▶ _Dataset records_
▬▬▬

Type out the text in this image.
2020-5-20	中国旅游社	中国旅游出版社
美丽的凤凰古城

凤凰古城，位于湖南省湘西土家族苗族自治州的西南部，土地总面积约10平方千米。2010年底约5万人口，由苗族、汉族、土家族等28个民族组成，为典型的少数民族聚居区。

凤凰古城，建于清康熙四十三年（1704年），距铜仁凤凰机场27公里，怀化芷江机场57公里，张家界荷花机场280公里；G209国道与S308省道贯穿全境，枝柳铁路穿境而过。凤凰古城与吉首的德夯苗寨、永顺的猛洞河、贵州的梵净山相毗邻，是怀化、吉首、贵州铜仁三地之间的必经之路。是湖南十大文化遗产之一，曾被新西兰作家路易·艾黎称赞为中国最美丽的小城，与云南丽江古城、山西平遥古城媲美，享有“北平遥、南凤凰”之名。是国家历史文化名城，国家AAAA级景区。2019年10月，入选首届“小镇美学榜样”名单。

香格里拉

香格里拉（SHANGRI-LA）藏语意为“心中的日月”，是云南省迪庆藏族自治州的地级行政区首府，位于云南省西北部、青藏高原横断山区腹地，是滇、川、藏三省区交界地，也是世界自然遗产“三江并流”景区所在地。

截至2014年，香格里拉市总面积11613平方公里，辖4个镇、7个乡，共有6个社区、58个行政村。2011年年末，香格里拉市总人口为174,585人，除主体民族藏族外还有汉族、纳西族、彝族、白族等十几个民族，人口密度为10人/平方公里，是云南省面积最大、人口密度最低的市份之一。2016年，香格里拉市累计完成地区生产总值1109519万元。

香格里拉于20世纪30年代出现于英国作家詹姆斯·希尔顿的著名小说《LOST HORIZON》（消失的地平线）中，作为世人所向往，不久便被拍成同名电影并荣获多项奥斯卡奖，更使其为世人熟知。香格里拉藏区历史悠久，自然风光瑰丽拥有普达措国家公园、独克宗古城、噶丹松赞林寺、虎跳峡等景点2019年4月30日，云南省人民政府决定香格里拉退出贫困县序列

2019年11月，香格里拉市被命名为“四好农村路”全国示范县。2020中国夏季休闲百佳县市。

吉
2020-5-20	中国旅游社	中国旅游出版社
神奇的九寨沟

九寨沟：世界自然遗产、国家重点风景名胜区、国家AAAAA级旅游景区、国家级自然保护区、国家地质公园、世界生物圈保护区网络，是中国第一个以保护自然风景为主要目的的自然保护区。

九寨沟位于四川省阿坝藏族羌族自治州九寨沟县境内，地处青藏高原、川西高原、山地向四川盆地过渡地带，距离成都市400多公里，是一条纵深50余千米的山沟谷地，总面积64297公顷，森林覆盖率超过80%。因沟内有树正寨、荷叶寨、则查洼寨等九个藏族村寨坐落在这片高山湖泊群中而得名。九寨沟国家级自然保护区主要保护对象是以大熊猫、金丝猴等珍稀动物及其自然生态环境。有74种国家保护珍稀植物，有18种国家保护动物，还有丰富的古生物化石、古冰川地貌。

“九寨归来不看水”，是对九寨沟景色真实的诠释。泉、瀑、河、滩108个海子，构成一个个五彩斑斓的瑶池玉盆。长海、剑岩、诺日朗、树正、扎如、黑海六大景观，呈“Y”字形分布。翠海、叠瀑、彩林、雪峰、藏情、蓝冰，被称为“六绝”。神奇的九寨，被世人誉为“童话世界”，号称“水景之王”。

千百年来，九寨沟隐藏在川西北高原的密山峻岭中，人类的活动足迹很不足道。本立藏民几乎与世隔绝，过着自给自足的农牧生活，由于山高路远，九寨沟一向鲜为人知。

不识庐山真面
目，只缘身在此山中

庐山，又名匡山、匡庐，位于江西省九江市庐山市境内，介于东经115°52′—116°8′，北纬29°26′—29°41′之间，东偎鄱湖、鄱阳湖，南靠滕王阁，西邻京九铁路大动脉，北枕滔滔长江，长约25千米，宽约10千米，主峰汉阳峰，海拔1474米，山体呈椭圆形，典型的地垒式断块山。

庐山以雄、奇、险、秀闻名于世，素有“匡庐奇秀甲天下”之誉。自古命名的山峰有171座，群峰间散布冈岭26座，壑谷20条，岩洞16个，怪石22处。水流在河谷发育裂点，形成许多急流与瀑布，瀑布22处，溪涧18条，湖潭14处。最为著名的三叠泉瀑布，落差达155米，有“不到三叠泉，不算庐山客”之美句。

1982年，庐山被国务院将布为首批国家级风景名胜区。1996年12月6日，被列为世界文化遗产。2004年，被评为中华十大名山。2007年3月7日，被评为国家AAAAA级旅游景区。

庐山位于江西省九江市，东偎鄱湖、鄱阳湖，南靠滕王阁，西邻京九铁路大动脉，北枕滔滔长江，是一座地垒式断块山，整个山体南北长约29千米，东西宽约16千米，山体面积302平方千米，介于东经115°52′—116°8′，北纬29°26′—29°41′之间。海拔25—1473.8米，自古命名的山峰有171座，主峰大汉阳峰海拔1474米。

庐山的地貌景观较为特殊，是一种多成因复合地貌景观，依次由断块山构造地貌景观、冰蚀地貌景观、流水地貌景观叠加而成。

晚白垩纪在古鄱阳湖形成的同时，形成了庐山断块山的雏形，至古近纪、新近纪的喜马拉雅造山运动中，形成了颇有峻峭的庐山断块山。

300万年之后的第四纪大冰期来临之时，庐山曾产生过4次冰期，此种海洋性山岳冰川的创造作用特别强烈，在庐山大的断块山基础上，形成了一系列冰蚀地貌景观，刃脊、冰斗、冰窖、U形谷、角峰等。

▬▬▬

▶ _Task requirements_
Reproduce the material precisely, including every line.

▶ _Result for this task_
Type out the text in this image.
2020-5-20	中国旅游社	中国旅游出版社
美丽的凤凰古城

凤凰古城，位于湖南省湘西土家族苗族自治州的西南部，土地总面积约10平方千米。2010年底约5万人口，由苗族、汉族、土家族等28个民族组成，为典型的少数民族聚居区。

凤凰古城，建于清康熙四十三年（1704年），距铜仁凤凰机场27公里，怀化芷江机场57公里，张家界荷花机场280公里；G209国道与S308省道贯穿全境，枝柳铁路穿境而过。凤凰古城与吉首的德夯苗寨、永顺的猛洞河、贵州的梵净山相毗邻，是怀化、吉首、贵州铜仁三地之间的必经之路。是湖南十大文化遗产之一，曾被新西兰作家路易·艾黎称赞为中国最美丽的小城，与云南丽江古城、山西平遥古城媲美，享有“北平遥、南凤凰”之名。是国家历史文化名城，国家AAAA级景区。2019年10月，入选首届“小镇美学榜样”名单。

香格里拉

香格里拉（SHANGRI-LA）藏语意为“心中的日月”，是云南省迪庆藏族自治州的地级行政区首府，位于云南省西北部、青藏高原横断山区腹地，是滇、川、藏三省区交界地，也是世界自然遗产“三江并流”景区所在地。

截至2014年，香格里拉市总面积11613平方公里，辖4个镇、7个乡，共有6个社区、58个行政村。2011年年末，香格里拉市总人口为174,585人，除主体民族藏族外还有汉族、纳西族、彝族、白族等十几个民族，人口密度为10人/平方公里，是云南省面积最大、人口密度最低的市份之一。2016年，香格里拉市累计完成地区生产总值1109519万元。

香格里拉于20世纪30年代出现于英国作家詹姆斯·希尔顿的著名小说《LOST HORIZON》（消失的地平线）中，作为世人所向往，不久便被拍成同名电影并荣获多项奥斯卡奖，更使其为世人熟知。香格里拉藏区历史悠久，自然风光瑰丽拥有普达措国家公园、独克宗古城、噶丹松赞林寺、虎跳峡等景点2019年4月30日，云南省人民政府决定香格里拉退出贫困县序列

2019年11月，香格里拉市被命名为“四好农村路”全国示范县。2020中国夏季休闲百佳县市。

吉
2020-5-20	中国旅游社	中国旅游出版社
神奇的九寨沟

九寨沟：世界自然遗产、国家重点风景名胜区、国家AAAAA级旅游景区、国家级自然保护区、国家地质公园、世界生物圈保护区网络，是中国第一个以保护自然风景为主要目的的自然保护区。

九寨沟位于四川省阿坝藏族羌族自治州九寨沟县境内，地处青藏高原、川西高原、山地向四川盆地过渡地带，距离成都市400多公里，是一条纵深50余千米的山沟谷地，总面积64297公顷，森林覆盖率超过80%。因沟内有树正寨、荷叶寨、则查洼寨等九个藏族村寨坐落在这片高山湖泊群中而得名。九寨沟国家级自然保护区主要保护对象是以大熊猫、金丝猴等珍稀动物及其自然生态环境。有74种国家保护珍稀植物，有18种国家保护动物，还有丰富的古生物化石、古冰川地貌。

“九寨归来不看水”，是对九寨沟景色真实的诠释。泉、瀑、河、滩108个海子，构成一个个五彩斑斓的瑶池玉盆。长海、剑岩、诺日朗、树正、扎如、黑海六大景观，呈“Y”字形分布。翠海、叠瀑、彩林、雪峰、藏情、蓝冰，被称为“六绝”。神奇的九寨，被世人誉为“童话世界”，号称“水景之王”。

千百年来，九寨沟隐藏在川西北高原的密山峻岭中，人类的活动足迹很不足道。本立藏民几乎与世隔绝，过着自给自足的农牧生活，由于山高路远，九寨沟一向鲜为人知。

不识庐山真面
目，只缘身在此山中

庐山，又名匡山、匡庐，位于江西省九江市庐山市境内，介于东经115°52′—116°8′，北纬29°26′—29°41′之间，东偎鄱湖、鄱阳湖，南靠滕王阁，西邻京九铁路大动脉，北枕滔滔长江，长约25千米，宽约10千米，主峰汉阳峰，海拔1474米，山体呈椭圆形，典型的地垒式断块山。

庐山以雄、奇、险、秀闻名于世，素有“匡庐奇秀甲天下”之誉。自古命名的山峰有171座，群峰间散布冈岭26座，壑谷20条，岩洞16个，怪石22处。水流在河谷发育裂点，形成许多急流与瀑布，瀑布22处，溪涧18条，湖潭14处。最为著名的三叠泉瀑布，落差达155米，有“不到三叠泉，不算庐山客”之美句。

1982年，庐山被国务院将布为首批国家级风景名胜区。1996年12月6日，被列为世界文化遗产。2004年，被评为中华十大名山。2007年3月7日，被评为国家AAAAA级旅游景区。

庐山位于江西省九江市，东偎鄱湖、鄱阳湖，南靠滕王阁，西邻京九铁路大动脉，北枕滔滔长江，是一座地垒式断块山，整个山体南北长约29千米，东西宽约16千米，山体面积302平方千米，介于东经115°52′—116°8′，北纬29°26′—29°41′之间。海拔25—1473.8米，自古命名的山峰有171座，主峰大汉阳峰海拔1474米。

庐山的地貌景观较为特殊，是一种多成因复合地貌景观，依次由断块山构造地貌景观、冰蚀地貌景观、流水地貌景观叠加而成。

晚白垩纪在古鄱阳湖形成的同时，形成了庐山断块山的雏形，至古近纪、新近纪的喜马拉雅造山运动中，形成了颇有峻峭的庐山断块山。

300万年之后的第四纪大冰期来临之时，庐山曾产生过4次冰期，此种海洋性山岳冰川的创造作用特别强烈，在庐山大的断块山基础上，形成了一系列冰蚀地貌景观，刃脊、冰斗、冰窖、U形谷、角峰等。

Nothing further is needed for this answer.